> [STUDY MATERIAL]
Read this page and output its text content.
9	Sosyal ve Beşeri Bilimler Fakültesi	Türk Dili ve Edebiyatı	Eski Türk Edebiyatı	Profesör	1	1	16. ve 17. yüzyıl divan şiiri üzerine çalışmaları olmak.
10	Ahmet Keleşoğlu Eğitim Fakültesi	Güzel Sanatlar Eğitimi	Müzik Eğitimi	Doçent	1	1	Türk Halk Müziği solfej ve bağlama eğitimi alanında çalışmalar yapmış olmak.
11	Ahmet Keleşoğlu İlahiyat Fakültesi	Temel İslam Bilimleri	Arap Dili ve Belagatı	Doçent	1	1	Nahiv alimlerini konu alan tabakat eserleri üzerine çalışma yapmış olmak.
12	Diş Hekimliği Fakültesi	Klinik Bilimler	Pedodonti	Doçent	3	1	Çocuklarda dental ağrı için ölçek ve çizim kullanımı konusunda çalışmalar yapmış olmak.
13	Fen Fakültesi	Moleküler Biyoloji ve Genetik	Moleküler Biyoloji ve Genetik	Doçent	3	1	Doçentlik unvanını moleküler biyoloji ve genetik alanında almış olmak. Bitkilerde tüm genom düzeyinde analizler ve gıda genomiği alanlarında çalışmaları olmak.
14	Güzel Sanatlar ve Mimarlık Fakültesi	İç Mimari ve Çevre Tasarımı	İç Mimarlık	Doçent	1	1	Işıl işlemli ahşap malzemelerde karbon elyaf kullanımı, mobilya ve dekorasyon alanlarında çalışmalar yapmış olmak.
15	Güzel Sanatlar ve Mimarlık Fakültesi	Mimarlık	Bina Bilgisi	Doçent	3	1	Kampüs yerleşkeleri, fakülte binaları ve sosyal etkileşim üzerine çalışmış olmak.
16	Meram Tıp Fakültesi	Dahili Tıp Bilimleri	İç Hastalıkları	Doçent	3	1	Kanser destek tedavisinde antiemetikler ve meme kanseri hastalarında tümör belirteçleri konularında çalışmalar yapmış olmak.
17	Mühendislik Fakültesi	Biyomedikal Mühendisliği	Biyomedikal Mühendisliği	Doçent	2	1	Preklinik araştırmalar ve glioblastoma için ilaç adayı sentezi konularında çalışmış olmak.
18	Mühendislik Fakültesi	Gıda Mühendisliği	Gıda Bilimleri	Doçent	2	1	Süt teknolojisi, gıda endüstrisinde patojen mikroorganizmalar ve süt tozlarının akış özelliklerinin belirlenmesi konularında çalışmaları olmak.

> [HOW TO COMPLETE THIS TASK] Would you output every record above exactly as it stands?

> [FINISHED TASK]
Read this page and output its text content.
9	Sosyal ve Beşeri Bilimler Fakültesi	Türk Dili ve Edebiyatı	Eski Türk Edebiyatı	Profesör	1	1	16. ve 17. yüzyıl divan şiiri üzerine çalışmaları olmak.
10	Ahmet Keleşoğlu Eğitim Fakültesi	Güzel Sanatlar Eğitimi	Müzik Eğitimi	Doçent	1	1	Türk Halk Müziği solfej ve bağlama eğitimi alanında çalışmalar yapmış olmak.
11	Ahmet Keleşoğlu İlahiyat Fakültesi	Temel İslam Bilimleri	Arap Dili ve Belagatı	Doçent	1	1	Nahiv alimlerini konu alan tabakat eserleri üzerine çalışma yapmış olmak.
12	Diş Hekimliği Fakültesi	Klinik Bilimler	Pedodonti	Doçent	3	1	Çocuklarda dental ağrı için ölçek ve çizim kullanımı konusunda çalışmalar yapmış olmak.
13	Fen Fakültesi	Moleküler Biyoloji ve Genetik	Moleküler Biyoloji ve Genetik	Doçent	3	1	Doçentlik unvanını moleküler biyoloji ve genetik alanında almış olmak. Bitkilerde tüm genom düzeyinde analizler ve gıda genomiği alanlarında çalışmaları olmak.
14	Güzel Sanatlar ve Mimarlık Fakültesi	İç Mimari ve Çevre Tasarımı	İç Mimarlık	Doçent	1	1	Işıl işlemli ahşap malzemelerde karbon elyaf kullanımı, mobilya ve dekorasyon alanlarında çalışmalar yapmış olmak.
15	Güzel Sanatlar ve Mimarlık Fakültesi	Mimarlık	Bina Bilgisi	Doçent	3	1	Kampüs yerleşkeleri, fakülte binaları ve sosyal etkileşim üzerine çalışmış olmak.
16	Meram Tıp Fakültesi	Dahili Tıp Bilimleri	İç Hastalıkları	Doçent	3	1	Kanser destek tedavisinde antiemetikler ve meme kanseri hastalarında tümör belirteçleri konularında çalışmalar yapmış olmak.
17	Mühendislik Fakültesi	Biyomedikal Mühendisliği	Biyomedikal Mühendisliği	Doçent	2	1	Preklinik araştırmalar ve glioblastoma için ilaç adayı sentezi konularında çalışmış olmak.
18	Mühendislik Fakültesi	Gıda Mühendisliği	Gıda Bilimleri	Doçent	2	1	Süt teknolojisi, gıda endüstrisinde patojen mikroorganizmalar ve süt tozlarının akış özelliklerinin belirlenmesi konularında çalışmaları olmak.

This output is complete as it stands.